──────── Records provided

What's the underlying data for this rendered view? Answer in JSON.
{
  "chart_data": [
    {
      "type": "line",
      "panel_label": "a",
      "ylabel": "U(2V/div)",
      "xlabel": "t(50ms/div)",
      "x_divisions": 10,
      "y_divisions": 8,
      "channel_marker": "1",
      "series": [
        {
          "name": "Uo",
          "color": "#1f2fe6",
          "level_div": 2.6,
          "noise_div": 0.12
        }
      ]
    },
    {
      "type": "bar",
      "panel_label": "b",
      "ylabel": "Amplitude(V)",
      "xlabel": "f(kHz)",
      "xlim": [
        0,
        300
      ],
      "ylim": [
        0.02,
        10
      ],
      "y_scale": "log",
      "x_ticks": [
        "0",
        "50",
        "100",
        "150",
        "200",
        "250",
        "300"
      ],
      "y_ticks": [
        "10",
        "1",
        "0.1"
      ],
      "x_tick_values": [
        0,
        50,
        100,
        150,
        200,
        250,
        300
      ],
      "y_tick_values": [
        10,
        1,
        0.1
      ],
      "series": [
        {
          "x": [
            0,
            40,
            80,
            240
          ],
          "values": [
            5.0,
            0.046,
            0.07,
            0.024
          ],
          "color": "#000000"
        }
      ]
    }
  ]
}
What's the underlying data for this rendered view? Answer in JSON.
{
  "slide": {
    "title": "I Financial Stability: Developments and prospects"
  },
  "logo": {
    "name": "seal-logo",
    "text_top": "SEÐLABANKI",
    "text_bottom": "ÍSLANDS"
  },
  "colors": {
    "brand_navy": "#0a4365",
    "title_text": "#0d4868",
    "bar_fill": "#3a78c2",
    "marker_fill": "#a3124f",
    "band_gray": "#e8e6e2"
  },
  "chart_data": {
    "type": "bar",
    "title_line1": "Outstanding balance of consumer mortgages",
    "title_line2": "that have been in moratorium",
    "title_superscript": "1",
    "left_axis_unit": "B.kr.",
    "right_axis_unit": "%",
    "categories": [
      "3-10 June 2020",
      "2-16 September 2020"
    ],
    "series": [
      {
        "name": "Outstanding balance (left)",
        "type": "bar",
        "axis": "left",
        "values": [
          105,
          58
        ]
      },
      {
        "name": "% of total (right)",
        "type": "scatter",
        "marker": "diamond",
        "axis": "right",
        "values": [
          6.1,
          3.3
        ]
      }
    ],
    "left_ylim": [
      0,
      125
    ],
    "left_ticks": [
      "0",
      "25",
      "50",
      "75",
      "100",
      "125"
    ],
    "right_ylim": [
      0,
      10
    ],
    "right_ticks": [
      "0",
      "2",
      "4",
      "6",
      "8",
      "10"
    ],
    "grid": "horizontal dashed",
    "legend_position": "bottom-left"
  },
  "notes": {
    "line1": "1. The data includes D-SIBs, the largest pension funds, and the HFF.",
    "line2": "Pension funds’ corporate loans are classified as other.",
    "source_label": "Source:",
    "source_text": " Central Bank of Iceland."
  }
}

────────────────

### Your instructions
Print the entries exactly. Include every one.

### Task solution
What's the underlying data for this rendered view? Answer in JSON.
{
  "chart_data": [
    {
      "type": "line",
      "panel_label": "a",
      "ylabel": "U(2V/div)",
      "xlabel": "t(50ms/div)",
      "x_divisions": 10,
      "y_divisions": 8,
      "channel_marker": "1",
      "series": [
        {
          "name": "Uo",
          "color": "#1f2fe6",
          "level_div": 2.6,
          "noise_div": 0.12
        }
      ]
    },
    {
      "type": "bar",
      "panel_label": "b",
      "ylabel": "Amplitude(V)",
      "xlabel": "f(kHz)",
      "xlim": [
        0,
        300
      ],
      "ylim": [
        0.02,
        10
      ],
      "y_scale": "log",
      "x_ticks": [
        "0",
        "50",
        "100",
        "150",
        "200",
        "250",
        "300"
      ],
      "y_ticks": [
        "10",
        "1",
        "0.1"
      ],
      "x_tick_values": [
        0,
        50,
        100,
        150,
        200,
        250,
        300
      ],
      "y_tick_values": [
        10,
        1,
        0.1
      ],
      "series": [
        {
          "x": [
            0,
            40,
            80,
            240
          ],
          "values": [
            5.0,
            0.046,
            0.07,
            0.024
          ],
          "color": "#000000"
        }
      ]
    }
  ]
}
What's the underlying data for this rendered view? Answer in JSON.
{
  "slide": {
    "title": "I Financial Stability: Developments and prospects"
  },
  "logo": {
    "name": "seal-logo",
    "text_top": "SEÐLABANKI",
    "text_bottom": "ÍSLANDS"
  },
  "colors": {
    "brand_navy": "#0a4365",
    "title_text": "#0d4868",
    "bar_fill": "#3a78c2",
    "marker_fill": "#a3124f",
    "band_gray": "#e8e6e2"
  },
  "chart_data": {
    "type": "bar",
    "title_line1": "Outstanding balance of consumer mortgages",
    "title_line2": "that have been in moratorium",
    "title_superscript": "1",
    "left_axis_unit": "B.kr.",
    "right_axis_unit": "%",
    "categories": [
      "3-10 June 2020",
      "2-16 September 2020"
    ],
    "series": [
      {
        "name": "Outstanding balance (left)",
        "type": "bar",
        "axis": "left",
        "values": [
          105,
          58
        ]
      },
      {
        "name": "% of total (right)",
        "type": "scatter",
        "marker": "diamond",
        "axis": "right",
        "values": [
          6.1,
          3.3
        ]
      }
    ],
    "left_ylim": [
      0,
      125
    ],
    "left_ticks": [
      "0",
      "25",
      "50",
      "75",
      "100",
      "125"
    ],
    "right_ylim": [
      0,
      10
    ],
    "right_ticks": [
      "0",
      "2",
      "4",
      "6",
      "8",
      "10"
    ],
    "grid": "horizontal dashed",
    "legend_position": "bottom-left"
  },
  "notes": {
    "line1": "1. The data includes D-SIBs, the largest pension funds, and the HFF.",
    "line2": "Pension funds’ corporate loans are classified as other.",
    "source_label": "Source:",
    "source_text": " Central Bank of Iceland."
  }
}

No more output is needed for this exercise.